■ WHAT THE EXERCISE ASKS
Reproduce the whole listing, character for character.

---------- SUPPLIED ENTRIES ----------

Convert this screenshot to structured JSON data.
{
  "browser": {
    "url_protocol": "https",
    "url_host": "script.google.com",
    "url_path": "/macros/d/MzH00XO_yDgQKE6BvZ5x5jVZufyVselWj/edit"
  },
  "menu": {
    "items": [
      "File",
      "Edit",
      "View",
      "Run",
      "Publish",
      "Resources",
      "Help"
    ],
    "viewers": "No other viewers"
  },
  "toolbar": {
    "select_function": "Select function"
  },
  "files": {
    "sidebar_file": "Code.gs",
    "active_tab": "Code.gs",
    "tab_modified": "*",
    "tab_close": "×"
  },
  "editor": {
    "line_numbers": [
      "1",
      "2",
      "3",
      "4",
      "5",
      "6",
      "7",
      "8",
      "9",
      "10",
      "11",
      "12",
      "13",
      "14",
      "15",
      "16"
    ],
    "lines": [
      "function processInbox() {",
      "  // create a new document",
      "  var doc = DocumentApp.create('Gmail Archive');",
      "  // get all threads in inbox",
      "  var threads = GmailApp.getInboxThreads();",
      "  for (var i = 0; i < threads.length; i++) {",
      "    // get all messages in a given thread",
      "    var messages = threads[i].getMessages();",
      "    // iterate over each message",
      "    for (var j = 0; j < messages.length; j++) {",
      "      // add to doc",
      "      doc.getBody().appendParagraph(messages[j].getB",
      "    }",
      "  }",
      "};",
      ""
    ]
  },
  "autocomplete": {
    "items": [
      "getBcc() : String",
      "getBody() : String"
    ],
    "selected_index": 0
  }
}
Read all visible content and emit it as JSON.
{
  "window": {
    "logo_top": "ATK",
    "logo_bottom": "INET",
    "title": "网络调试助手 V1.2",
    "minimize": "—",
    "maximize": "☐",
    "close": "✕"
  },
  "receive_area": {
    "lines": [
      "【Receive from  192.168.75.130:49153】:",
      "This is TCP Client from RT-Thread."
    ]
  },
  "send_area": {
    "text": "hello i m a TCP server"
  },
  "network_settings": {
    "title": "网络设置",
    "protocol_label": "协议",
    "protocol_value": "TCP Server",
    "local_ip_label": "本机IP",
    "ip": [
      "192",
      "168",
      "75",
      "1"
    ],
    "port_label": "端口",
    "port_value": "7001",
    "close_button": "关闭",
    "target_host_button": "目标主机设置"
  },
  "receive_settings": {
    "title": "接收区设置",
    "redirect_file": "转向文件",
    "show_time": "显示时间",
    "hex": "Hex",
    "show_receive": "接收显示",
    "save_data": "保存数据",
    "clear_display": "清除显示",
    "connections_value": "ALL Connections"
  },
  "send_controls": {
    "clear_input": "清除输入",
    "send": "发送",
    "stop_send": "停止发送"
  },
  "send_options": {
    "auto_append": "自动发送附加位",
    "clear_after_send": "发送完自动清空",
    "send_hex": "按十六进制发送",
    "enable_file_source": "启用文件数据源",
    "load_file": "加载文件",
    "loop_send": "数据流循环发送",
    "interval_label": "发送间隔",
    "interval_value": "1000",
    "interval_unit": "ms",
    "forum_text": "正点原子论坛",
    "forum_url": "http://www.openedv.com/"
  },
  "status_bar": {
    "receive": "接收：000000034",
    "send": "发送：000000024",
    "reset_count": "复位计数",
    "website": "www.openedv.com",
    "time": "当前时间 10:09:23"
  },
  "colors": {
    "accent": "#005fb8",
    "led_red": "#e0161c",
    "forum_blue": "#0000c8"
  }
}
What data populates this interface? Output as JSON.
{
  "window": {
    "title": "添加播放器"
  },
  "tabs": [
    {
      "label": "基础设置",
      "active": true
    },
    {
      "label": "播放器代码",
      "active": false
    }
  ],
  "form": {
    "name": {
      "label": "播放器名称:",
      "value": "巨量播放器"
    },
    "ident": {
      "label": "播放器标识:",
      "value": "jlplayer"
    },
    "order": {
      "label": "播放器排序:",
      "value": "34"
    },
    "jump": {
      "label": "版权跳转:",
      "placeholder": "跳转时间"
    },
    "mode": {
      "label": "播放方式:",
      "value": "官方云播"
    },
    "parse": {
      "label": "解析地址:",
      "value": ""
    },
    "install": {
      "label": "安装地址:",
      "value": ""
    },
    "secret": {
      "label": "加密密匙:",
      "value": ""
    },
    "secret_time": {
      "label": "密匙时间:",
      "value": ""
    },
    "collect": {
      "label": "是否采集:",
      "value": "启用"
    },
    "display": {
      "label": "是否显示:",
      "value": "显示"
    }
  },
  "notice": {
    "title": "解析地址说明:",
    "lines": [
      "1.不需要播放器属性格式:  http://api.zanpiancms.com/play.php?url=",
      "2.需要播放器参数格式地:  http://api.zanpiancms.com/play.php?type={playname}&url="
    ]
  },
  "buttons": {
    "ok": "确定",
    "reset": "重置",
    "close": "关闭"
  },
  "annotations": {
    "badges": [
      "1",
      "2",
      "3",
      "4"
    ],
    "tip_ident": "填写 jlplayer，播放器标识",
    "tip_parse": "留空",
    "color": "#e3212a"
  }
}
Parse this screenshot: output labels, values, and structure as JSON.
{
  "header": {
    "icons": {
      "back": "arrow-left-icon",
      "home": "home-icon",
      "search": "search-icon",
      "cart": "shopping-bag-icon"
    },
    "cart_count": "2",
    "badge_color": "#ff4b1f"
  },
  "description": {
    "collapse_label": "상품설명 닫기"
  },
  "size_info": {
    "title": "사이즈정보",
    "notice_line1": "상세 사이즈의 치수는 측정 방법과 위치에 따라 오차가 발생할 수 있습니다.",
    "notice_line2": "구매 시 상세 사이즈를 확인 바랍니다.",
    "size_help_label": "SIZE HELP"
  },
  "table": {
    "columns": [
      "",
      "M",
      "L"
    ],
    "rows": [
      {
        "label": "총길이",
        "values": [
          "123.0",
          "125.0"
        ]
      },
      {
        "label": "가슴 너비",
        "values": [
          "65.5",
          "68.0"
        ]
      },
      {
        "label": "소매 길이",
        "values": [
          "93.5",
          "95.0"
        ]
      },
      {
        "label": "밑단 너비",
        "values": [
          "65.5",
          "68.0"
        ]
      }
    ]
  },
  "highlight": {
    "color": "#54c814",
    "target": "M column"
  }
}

----------

■ TASK SOLUTION
Convert this screenshot to structured JSON data.
{
  "browser": {
    "url_protocol": "https",
    "url_host": "script.google.com",
    "url_path": "/macros/d/MzH00XO_yDgQKE6BvZ5x5jVZufyVselWj/edit"
  },
  "menu": {
    "items": [
      "File",
      "Edit",
      "View",
      "Run",
      "Publish",
      "Resources",
      "Help"
    ],
    "viewers": "No other viewers"
  },
  "toolbar": {
    "select_function": "Select function"
  },
  "files": {
    "sidebar_file": "Code.gs",
    "active_tab": "Code.gs",
    "tab_modified": "*",
    "tab_close": "×"
  },
  "editor": {
    "line_numbers": [
      "1",
      "2",
      "3",
      "4",
      "5",
      "6",
      "7",
      "8",
      "9",
      "10",
      "11",
      "12",
      "13",
      "14",
      "15",
      "16"
    ],
    "lines": [
      "function processInbox() {",
      "  // create a new document",
      "  var doc = DocumentApp.create('Gmail Archive');",
      "  // get all threads in inbox",
      "  var threads = GmailApp.getInboxThreads();",
      "  for (var i = 0; i < threads.length; i++) {",
      "    // get all messages in a given thread",
      "    var messages = threads[i].getMessages();",
      "    // iterate over each message",
      "    for (var j = 0; j < messages.length; j++) {",
      "      // add to doc",
      "      doc.getBody().appendParagraph(messages[j].getB",
      "    }",
      "  }",
      "};",
      ""
    ]
  },
  "autocomplete": {
    "items": [
      "getBcc() : String",
      "getBody() : String"
    ],
    "selected_index": 0
  }
}
Read all visible content and emit it as JSON.
{
  "window": {
    "logo_top": "ATK",
    "logo_bottom": "INET",
    "title": "网络调试助手 V1.2",
    "minimize": "—",
    "maximize": "☐",
    "close": "✕"
  },
  "receive_area": {
    "lines": [
      "【Receive from  192.168.75.130:49153】:",
      "This is TCP Client from RT-Thread."
    ]
  },
  "send_area": {
    "text": "hello i m a TCP server"
  },
  "network_settings": {
    "title": "网络设置",
    "protocol_label": "协议",
    "protocol_value": "TCP Server",
    "local_ip_label": "本机IP",
    "ip": [
      "192",
      "168",
      "75",
      "1"
    ],
    "port_label": "端口",
    "port_value": "7001",
    "close_button": "关闭",
    "target_host_button": "目标主机设置"
  },
  "receive_settings": {
    "title": "接收区设置",
    "redirect_file": "转向文件",
    "show_time": "显示时间",
    "hex": "Hex",
    "show_receive": "接收显示",
    "save_data": "保存数据",
    "clear_display": "清除显示",
    "connections_value": "ALL Connections"
  },
  "send_controls": {
    "clear_input": "清除输入",
    "send": "发送",
    "stop_send": "停止发送"
  },
  "send_options": {
    "auto_append": "自动发送附加位",
    "clear_after_send": "发送完自动清空",
    "send_hex": "按十六进制发送",
    "enable_file_source": "启用文件数据源",
    "load_file": "加载文件",
    "loop_send": "数据流循环发送",
    "interval_label": "发送间隔",
    "interval_value": "1000",
    "interval_unit": "ms",
    "forum_text": "正点原子论坛",
    "forum_url": "http://www.openedv.com/"
  },
  "status_bar": {
    "receive": "接收：000000034",
    "send": "发送：000000024",
    "reset_count": "复位计数",
    "website": "www.openedv.com",
    "time": "当前时间 10:09:23"
  },
  "colors": {
    "accent": "#005fb8",
    "led_red": "#e0161c",
    "forum_blue": "#0000c8"
  }
}
What data populates this interface? Output as JSON.
{
  "window": {
    "title": "添加播放器"
  },
  "tabs": [
    {
      "label": "基础设置",
      "active": true
    },
    {
      "label": "播放器代码",
      "active": false
    }
  ],
  "form": {
    "name": {
      "label": "播放器名称:",
      "value": "巨量播放器"
    },
    "ident": {
      "label": "播放器标识:",
      "value": "jlplayer"
    },
    "order": {
      "label": "播放器排序:",
      "value": "34"
    },
    "jump": {
      "label": "版权跳转:",
      "placeholder": "跳转时间"
    },
    "mode": {
      "label": "播放方式:",
      "value": "官方云播"
    },
    "parse": {
      "label": "解析地址:",
      "value": ""
    },
    "install": {
      "label": "安装地址:",
      "value": ""
    },
    "secret": {
      "label": "加密密匙:",
      "value": ""
    },
    "secret_time": {
      "label": "密匙时间:",
      "value": ""
    },
    "collect": {
      "label": "是否采集:",
      "value": "启用"
    },
    "display": {
      "label": "是否显示:",
      "value": "显示"
    }
  },
  "notice": {
    "title": "解析地址说明:",
    "lines": [
      "1.不需要播放器属性格式:  http://api.zanpiancms.com/play.php?url=",
      "2.需要播放器参数格式地:  http://api.zanpiancms.com/play.php?type={playname}&url="
    ]
  },
  "buttons": {
    "ok": "确定",
    "reset": "重置",
    "close": "关闭"
  },
  "annotations": {
    "badges": [
      "1",
      "2",
      "3",
      "4"
    ],
    "tip_ident": "填写 jlplayer，播放器标识",
    "tip_parse": "留空",
    "color": "#e3212a"
  }
}
Parse this screenshot: output labels, values, and structure as JSON.
{
  "header": {
    "icons": {
      "back": "arrow-left-icon",
      "home": "home-icon",
      "search": "search-icon",
      "cart": "shopping-bag-icon"
    },
    "cart_count": "2",
    "badge_color": "#ff4b1f"
  },
  "description": {
    "collapse_label": "상품설명 닫기"
  },
  "size_info": {
    "title": "사이즈정보",
    "notice_line1": "상세 사이즈의 치수는 측정 방법과 위치에 따라 오차가 발생할 수 있습니다.",
    "notice_line2": "구매 시 상세 사이즈를 확인 바랍니다.",
    "size_help_label": "SIZE HELP"
  },
  "table": {
    "columns": [
      "",
      "M",
      "L"
    ],
    "rows": [
      {
        "label": "총길이",
        "values": [
          "123.0",
          "125.0"
        ]
      },
      {
        "label": "가슴 너비",
        "values": [
          "65.5",
          "68.0"
        ]
      },
      {
        "label": "소매 길이",
        "values": [
          "93.5",
          "95.0"
        ]
      },
      {
        "label": "밑단 너비",
        "values": [
          "65.5",
          "68.0"
        ]
      }
    ]
  },
  "highlight": {
    "color": "#54c814",
    "target": "M column"
  }
}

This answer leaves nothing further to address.